▸ **Exercise instructions**:
Pick out each line containing the string "Enable" and copy it.
-- Begin --
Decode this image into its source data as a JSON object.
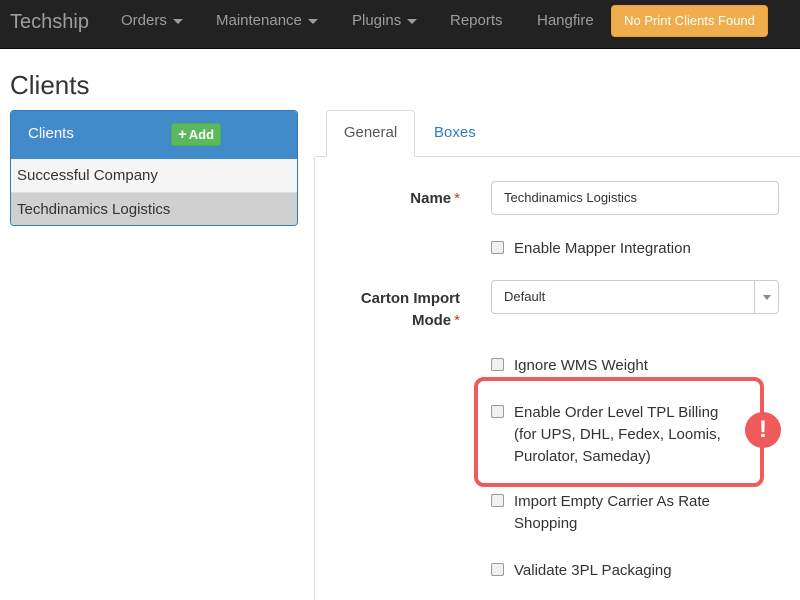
{
  "navbar": {
    "brand": "Techship",
    "items": [
      {
        "label": "Orders",
        "dropdown": true
      },
      {
        "label": "Maintenance",
        "dropdown": true
      },
      {
        "label": "Plugins",
        "dropdown": true
      },
      {
        "label": "Reports",
        "dropdown": false
      },
      {
        "label": "Hangfire",
        "dropdown": false
      }
    ],
    "warning_button": "No Print Clients Found"
  },
  "page_title": "Clients",
  "clients_panel": {
    "title": "Clients",
    "add_button": "Add",
    "items": [
      "Successful Company",
      "Techdinamics Logistics"
    ],
    "selected": "Techdinamics Logistics"
  },
  "tabs": [
    {
      "label": "General",
      "active": true
    },
    {
      "label": "Boxes",
      "active": false
    }
  ],
  "form": {
    "name_label": "Name",
    "required_mark": "*",
    "name_value": "Techdinamics Logistics",
    "carton_import_label_line1": "Carton Import",
    "carton_import_label_line2": "Mode",
    "carton_import_value": "Default",
    "checkboxes": {
      "mapper": "Enable Mapper Integration",
      "ignore_wms": "Ignore WMS Weight",
      "order_tpl_line1": "Enable Order Level TPL Billing",
      "order_tpl_line2": "(for UPS, DHL, Fedex, Loomis,",
      "order_tpl_line3": "Purolator, Sameday)",
      "import_empty_line1": "Import Empty Carrier As Rate",
      "import_empty_line2": "Shopping",
      "validate_3pl": "Validate 3PL Packaging"
    }
  },
  "alert_badge": "!",
  "colors": {
    "navbar_bg": "#222222",
    "warning": "#f0ad4e",
    "panel_heading": "#428bca",
    "add_button": "#5cb85c",
    "highlight": "#ef5a5a",
    "link": "#337ab7"
  }
}
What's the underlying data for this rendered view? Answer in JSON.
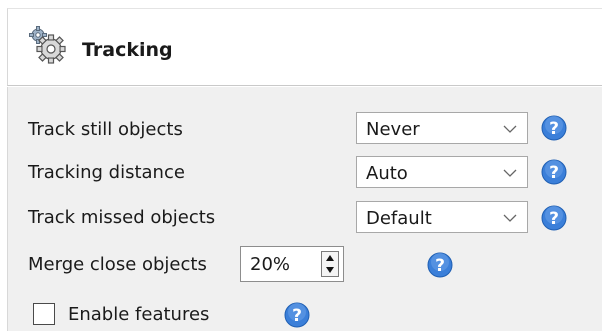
{
  "panel": {
    "title": "Tracking",
    "icon": "gears-icon"
  },
  "rows": [
    {
      "label": "Track still objects",
      "value": "Never"
    },
    {
      "label": "Tracking distance",
      "value": "Auto"
    },
    {
      "label": "Track missed objects",
      "value": "Default"
    }
  ],
  "merge": {
    "label": "Merge close objects",
    "value": "20%"
  },
  "features": {
    "label": "Enable features",
    "checked": false
  },
  "colors": {
    "help_fill": "#3b7fd9",
    "body_bg": "#f0f0f0"
  }
}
-- End --
▸ **Full response**:
      "mapper": "Enable Mapper Integration",
      "order_tpl_line1": "Enable Order Level TPL Billing",
    "label": "Enable features",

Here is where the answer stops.